** BEGIN MATERIALS PROVIDED **
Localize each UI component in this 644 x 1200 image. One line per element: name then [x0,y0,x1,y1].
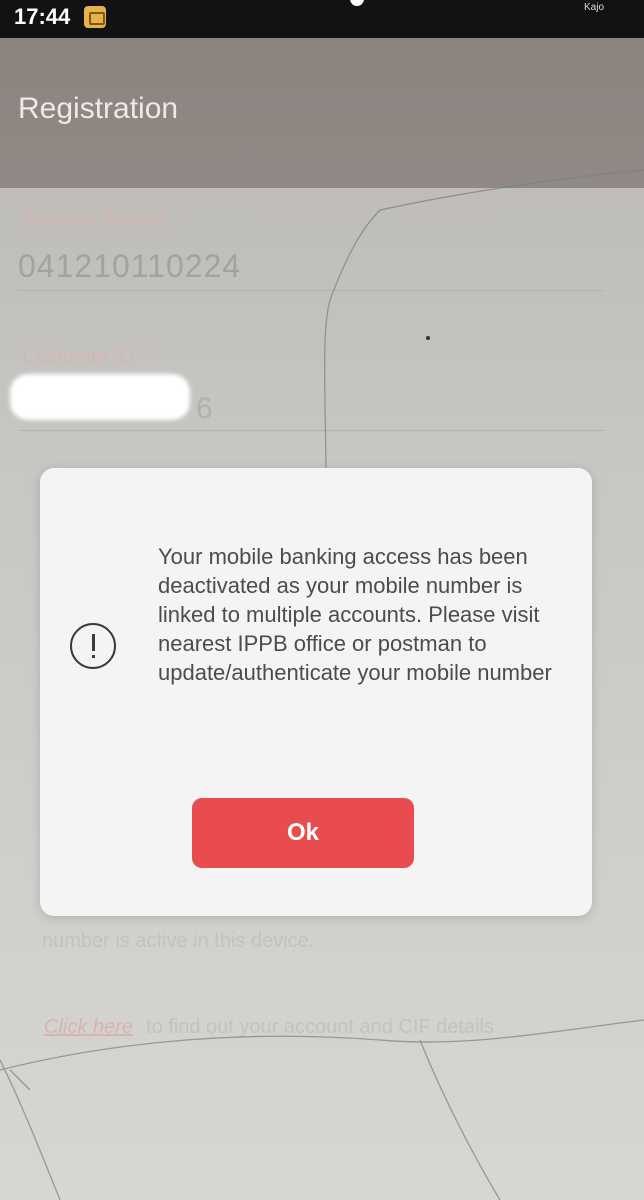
customer-id-label: Customer ID * [22,346,148,368]
account-number-label: Account Number * [22,208,185,230]
customer-id-underline [18,430,604,431]
customer-id-input[interactable]: 6 [196,392,213,426]
alert-dialog: Your mobile banking access has been deac… [40,468,592,916]
wifi-icon [350,0,364,6]
account-number-underline [18,290,604,291]
notification-icon [84,6,106,28]
find-details-text: to find out your account and CIF details [146,1016,494,1038]
dialog-message: Your mobile banking access has been deac… [158,544,552,685]
status-carrier: Kajo [583,2,604,13]
app-screen: 17:44 Kajo Registration Account Number *… [0,0,644,1200]
click-here-link[interactable]: Click here [44,1016,133,1038]
status-time: 17:44 [14,4,71,29]
alert-icon [70,623,116,669]
redaction-mark [10,374,190,420]
account-number-input[interactable]: 041210110224 [18,248,241,285]
ok-button[interactable]: Ok [192,798,414,868]
app-bar: Registration [0,38,644,188]
page-title: Registration [18,92,179,125]
status-bar: 17:44 Kajo [0,0,644,38]
find-details-row: Click here to find out your account and … [44,1016,494,1039]
instruction-text: number is active in this device. [42,930,315,952]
** END MATERIALS PROVIDED **
Set down the listing above line for line with no changes, and leave the picture out of your copy.

▸ FINAL RESULT
Localize each UI component in this 644 x 1200 image. One line per element: name then [x0,y0,x1,y1].
customer-id-label: Customer ID * [22,346,148,368]
account-number-label: Account Number * [22,208,185,230]
customer-id-underline [18,430,604,431]
customer-id-input[interactable]: 6 [196,392,213,426]
alert-dialog: Your mobile banking access has been deac… [40,468,592,916]
wifi-icon [350,0,364,6]
account-number-underline [18,290,604,291]
notification-icon [84,6,106,28]
find-details-text: to find out your account and CIF details [146,1016,494,1038]
dialog-message: Your mobile banking access has been deac… [158,544,552,685]
status-carrier: Kajo [583,2,604,13]
app-screen: 17:44 Kajo Registration Account Number *… [0,0,644,1200]
click-here-link[interactable]: Click here [44,1016,133,1038]
status-time: 17:44 [14,4,71,29]
alert-icon [70,623,116,669]
redaction-mark [10,374,190,420]
account-number-input[interactable]: 041210110224 [18,248,241,285]
ok-button[interactable]: Ok [192,798,414,868]
app-bar: Registration [0,38,644,188]
page-title: Registration [18,92,179,125]
status-bar: 17:44 Kajo [0,0,644,38]
find-details-row: Click here to find out your account and … [44,1016,494,1039]
instruction-text: number is active in this device. [42,930,315,952]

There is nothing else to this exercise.